Task details
Where a line holds the string "this", return that line.

Data entries for graphics
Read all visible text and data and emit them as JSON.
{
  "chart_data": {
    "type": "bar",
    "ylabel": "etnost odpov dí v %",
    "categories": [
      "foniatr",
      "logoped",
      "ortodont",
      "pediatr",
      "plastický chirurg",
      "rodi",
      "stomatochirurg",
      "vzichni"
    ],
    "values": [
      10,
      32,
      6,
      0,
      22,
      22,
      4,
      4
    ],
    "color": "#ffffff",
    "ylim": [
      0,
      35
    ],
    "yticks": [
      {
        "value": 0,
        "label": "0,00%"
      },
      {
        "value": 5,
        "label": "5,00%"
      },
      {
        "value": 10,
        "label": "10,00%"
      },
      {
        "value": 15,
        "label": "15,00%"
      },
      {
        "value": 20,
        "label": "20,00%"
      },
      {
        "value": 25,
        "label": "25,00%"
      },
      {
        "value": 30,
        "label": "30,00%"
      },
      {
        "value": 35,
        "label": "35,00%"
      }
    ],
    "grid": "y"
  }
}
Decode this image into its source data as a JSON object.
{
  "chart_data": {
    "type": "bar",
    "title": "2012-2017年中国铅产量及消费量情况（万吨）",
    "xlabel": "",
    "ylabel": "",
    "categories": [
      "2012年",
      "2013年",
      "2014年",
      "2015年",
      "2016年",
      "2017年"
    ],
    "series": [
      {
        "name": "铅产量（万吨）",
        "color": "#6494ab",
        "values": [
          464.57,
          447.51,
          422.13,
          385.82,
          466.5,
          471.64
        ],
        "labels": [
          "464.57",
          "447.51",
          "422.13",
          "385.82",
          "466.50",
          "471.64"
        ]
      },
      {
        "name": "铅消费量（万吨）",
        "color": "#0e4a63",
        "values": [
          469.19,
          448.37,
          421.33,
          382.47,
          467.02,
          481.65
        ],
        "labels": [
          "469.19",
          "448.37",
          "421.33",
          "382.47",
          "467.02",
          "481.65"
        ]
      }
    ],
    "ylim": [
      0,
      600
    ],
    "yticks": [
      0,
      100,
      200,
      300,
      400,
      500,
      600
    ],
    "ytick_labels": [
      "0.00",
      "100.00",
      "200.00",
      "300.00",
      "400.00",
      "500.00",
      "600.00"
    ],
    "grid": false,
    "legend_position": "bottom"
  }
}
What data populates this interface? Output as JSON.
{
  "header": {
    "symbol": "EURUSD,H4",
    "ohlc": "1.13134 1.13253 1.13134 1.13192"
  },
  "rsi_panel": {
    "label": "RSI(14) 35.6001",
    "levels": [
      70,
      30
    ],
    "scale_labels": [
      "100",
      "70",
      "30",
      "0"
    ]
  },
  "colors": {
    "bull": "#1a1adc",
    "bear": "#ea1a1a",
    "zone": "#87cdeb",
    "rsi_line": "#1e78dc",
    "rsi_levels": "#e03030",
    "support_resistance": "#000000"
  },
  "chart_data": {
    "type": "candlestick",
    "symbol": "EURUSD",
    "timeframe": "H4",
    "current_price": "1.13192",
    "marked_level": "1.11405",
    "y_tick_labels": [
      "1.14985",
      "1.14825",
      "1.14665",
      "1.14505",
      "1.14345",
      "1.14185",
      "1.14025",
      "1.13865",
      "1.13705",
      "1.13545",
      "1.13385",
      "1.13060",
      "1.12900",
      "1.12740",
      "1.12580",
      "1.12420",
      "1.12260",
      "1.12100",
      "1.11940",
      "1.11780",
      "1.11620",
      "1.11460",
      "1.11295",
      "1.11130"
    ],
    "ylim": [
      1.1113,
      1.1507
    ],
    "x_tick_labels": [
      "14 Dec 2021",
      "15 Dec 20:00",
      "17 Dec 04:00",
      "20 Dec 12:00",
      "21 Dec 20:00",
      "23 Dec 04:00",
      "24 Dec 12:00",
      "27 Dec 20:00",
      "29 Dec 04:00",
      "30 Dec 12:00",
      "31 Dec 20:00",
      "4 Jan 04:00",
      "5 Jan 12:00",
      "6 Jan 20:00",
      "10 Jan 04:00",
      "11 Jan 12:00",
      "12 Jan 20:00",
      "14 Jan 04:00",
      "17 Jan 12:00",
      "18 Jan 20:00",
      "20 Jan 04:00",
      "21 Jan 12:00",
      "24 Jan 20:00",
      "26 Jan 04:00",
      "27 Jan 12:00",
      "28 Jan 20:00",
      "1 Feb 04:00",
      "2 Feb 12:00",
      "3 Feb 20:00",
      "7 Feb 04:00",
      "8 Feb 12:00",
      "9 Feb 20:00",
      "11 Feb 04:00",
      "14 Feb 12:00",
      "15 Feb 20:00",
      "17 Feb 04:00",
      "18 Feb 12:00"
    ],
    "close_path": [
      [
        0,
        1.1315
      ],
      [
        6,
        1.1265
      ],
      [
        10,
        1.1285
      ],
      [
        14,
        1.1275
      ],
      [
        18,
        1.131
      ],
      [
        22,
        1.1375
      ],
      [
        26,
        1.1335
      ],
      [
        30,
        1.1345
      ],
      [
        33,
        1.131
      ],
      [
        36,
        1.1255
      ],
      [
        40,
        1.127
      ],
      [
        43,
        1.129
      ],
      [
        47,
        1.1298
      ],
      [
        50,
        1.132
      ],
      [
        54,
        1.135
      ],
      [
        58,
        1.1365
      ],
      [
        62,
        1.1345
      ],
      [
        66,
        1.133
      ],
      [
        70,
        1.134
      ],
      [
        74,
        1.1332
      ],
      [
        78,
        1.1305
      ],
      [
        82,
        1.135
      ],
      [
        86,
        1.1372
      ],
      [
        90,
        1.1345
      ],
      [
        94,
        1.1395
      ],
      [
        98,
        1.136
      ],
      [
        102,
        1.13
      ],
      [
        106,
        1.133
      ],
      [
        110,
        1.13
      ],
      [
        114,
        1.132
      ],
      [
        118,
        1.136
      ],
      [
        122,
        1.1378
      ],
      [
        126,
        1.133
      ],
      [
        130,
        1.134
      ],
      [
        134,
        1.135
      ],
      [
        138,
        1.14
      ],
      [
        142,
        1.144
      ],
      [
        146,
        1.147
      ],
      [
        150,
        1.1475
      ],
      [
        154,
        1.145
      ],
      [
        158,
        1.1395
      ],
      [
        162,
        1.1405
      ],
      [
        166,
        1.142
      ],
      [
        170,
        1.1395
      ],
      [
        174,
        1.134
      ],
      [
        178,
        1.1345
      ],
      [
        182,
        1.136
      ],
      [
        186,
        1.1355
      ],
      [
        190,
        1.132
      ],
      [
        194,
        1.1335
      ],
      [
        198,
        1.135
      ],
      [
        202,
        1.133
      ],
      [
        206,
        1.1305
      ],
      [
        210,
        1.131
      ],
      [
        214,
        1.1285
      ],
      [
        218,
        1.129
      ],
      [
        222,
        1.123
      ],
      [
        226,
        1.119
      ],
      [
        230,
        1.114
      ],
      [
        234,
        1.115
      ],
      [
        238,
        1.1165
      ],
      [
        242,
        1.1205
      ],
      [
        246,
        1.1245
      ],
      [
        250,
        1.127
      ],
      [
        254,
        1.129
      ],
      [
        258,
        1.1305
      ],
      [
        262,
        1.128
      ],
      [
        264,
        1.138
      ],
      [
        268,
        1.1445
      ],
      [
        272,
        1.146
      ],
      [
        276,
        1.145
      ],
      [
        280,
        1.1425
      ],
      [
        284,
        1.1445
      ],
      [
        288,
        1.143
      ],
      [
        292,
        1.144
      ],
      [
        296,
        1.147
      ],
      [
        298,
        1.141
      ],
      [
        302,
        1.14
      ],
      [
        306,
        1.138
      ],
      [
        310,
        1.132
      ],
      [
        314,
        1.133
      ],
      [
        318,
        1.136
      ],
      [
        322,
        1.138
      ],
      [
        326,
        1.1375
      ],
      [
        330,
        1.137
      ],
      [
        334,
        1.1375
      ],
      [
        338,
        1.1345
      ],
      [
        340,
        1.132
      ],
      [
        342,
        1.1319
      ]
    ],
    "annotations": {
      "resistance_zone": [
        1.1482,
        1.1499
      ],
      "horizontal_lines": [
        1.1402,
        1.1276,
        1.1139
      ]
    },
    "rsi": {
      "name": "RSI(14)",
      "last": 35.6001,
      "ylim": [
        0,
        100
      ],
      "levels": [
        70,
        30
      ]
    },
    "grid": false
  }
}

Answer to the exercise
Decode this image into its source data as a JSON object.
What data populates this interface? Output as JSON.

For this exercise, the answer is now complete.